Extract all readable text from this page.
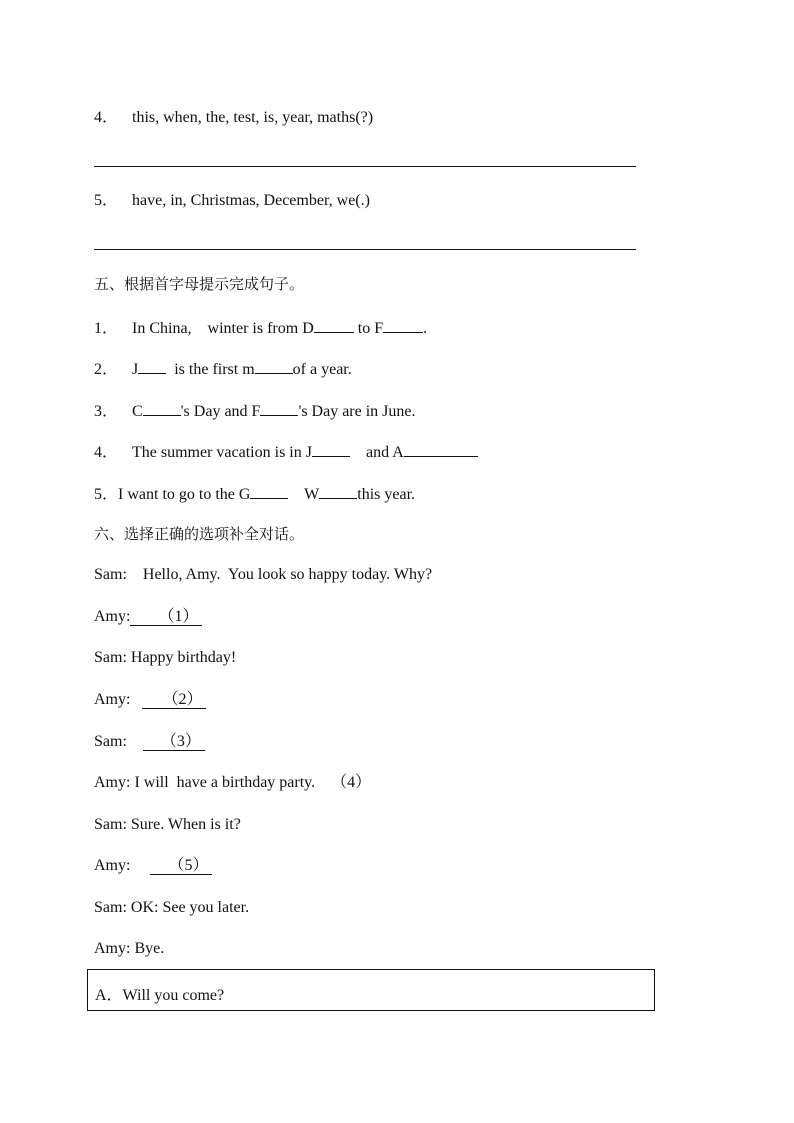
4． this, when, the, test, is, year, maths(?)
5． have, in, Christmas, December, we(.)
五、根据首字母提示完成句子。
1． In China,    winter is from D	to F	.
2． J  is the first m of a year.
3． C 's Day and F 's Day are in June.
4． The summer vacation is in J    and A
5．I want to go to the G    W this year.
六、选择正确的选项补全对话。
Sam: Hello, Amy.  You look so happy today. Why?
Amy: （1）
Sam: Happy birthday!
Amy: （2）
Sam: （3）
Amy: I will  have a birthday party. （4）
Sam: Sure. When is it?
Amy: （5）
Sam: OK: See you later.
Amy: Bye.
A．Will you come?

—————

What is being asked: Count up the lines in the listing that hold the word "from", and give that number only.

Output below: 2